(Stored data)

★ ★ ★

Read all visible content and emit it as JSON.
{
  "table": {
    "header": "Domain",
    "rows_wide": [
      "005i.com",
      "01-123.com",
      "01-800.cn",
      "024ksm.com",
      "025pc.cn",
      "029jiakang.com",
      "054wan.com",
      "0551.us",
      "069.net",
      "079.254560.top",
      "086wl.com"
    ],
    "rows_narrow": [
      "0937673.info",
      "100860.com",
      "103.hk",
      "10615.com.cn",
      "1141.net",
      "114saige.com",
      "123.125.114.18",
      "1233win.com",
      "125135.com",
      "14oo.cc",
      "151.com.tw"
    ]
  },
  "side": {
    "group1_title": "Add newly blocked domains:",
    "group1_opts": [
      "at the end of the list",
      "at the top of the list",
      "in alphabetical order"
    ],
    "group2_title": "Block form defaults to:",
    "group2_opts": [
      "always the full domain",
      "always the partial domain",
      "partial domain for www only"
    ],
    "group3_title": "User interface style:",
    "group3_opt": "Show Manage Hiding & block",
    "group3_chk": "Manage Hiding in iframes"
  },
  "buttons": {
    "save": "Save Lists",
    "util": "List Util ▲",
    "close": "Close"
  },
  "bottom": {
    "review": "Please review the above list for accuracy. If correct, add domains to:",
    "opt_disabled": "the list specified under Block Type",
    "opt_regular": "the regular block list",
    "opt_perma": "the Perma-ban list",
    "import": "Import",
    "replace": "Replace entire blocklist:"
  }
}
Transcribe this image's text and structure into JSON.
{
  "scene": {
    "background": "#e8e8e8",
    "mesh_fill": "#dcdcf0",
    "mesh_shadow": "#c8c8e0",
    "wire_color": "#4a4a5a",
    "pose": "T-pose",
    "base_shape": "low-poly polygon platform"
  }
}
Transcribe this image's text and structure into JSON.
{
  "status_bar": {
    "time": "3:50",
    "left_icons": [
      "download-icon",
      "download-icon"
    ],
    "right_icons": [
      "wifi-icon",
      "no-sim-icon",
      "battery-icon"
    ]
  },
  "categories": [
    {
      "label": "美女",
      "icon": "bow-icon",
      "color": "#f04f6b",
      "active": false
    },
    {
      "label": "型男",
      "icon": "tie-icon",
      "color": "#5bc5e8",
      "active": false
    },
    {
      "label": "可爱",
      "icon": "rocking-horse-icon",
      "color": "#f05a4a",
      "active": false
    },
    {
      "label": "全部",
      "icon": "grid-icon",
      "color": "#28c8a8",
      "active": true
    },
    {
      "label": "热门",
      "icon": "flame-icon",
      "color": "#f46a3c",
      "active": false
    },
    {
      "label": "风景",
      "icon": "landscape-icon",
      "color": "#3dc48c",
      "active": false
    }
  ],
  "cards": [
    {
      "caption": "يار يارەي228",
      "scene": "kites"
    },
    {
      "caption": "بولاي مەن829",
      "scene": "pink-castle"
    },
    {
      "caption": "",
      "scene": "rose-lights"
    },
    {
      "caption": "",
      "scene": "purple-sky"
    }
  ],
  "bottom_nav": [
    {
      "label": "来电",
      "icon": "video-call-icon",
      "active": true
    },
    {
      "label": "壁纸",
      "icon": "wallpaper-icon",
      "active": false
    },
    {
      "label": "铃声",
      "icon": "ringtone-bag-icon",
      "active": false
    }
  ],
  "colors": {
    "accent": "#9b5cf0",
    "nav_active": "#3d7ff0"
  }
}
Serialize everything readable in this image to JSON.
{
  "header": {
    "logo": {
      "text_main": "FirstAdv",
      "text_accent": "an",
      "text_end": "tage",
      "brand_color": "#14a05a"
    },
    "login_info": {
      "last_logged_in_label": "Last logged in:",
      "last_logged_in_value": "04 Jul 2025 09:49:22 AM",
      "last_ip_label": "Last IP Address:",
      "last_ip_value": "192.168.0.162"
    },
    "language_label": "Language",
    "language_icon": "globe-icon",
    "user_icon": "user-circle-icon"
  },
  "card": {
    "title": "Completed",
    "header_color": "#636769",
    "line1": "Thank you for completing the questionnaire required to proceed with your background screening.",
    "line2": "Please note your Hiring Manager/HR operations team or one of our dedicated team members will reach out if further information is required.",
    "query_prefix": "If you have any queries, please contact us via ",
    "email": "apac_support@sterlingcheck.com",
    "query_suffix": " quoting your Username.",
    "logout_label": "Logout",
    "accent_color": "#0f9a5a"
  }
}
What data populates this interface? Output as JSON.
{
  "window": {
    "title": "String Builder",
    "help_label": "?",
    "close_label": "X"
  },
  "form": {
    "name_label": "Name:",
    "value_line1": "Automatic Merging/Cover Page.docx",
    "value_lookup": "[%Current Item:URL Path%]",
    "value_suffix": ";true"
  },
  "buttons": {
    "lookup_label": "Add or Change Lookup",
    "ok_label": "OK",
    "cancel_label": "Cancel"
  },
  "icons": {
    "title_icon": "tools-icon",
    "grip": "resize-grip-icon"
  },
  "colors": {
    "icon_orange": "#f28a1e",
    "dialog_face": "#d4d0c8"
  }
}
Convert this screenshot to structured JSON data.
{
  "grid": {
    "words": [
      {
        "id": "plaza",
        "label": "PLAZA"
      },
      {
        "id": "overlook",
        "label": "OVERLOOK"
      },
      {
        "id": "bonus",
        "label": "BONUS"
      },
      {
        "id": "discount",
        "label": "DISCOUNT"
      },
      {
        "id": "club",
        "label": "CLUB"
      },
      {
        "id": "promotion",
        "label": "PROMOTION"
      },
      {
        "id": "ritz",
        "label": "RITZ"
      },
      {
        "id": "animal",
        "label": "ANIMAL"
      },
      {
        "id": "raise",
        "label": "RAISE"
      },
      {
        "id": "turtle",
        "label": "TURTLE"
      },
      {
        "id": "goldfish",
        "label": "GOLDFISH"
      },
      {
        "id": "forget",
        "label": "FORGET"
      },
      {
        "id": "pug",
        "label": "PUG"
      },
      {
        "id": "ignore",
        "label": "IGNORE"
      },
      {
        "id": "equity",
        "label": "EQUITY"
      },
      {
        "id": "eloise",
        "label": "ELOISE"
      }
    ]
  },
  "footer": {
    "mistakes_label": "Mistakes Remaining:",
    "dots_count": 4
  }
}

★ ★ ★

* [What the task asks]: Scan the listing above for the word "domains" and show each line where it is found.

* [The completed task]:
    "group1_title": "Add newly blocked domains:",
    "review": "Please review the above list for accuracy. If correct, add domains to:",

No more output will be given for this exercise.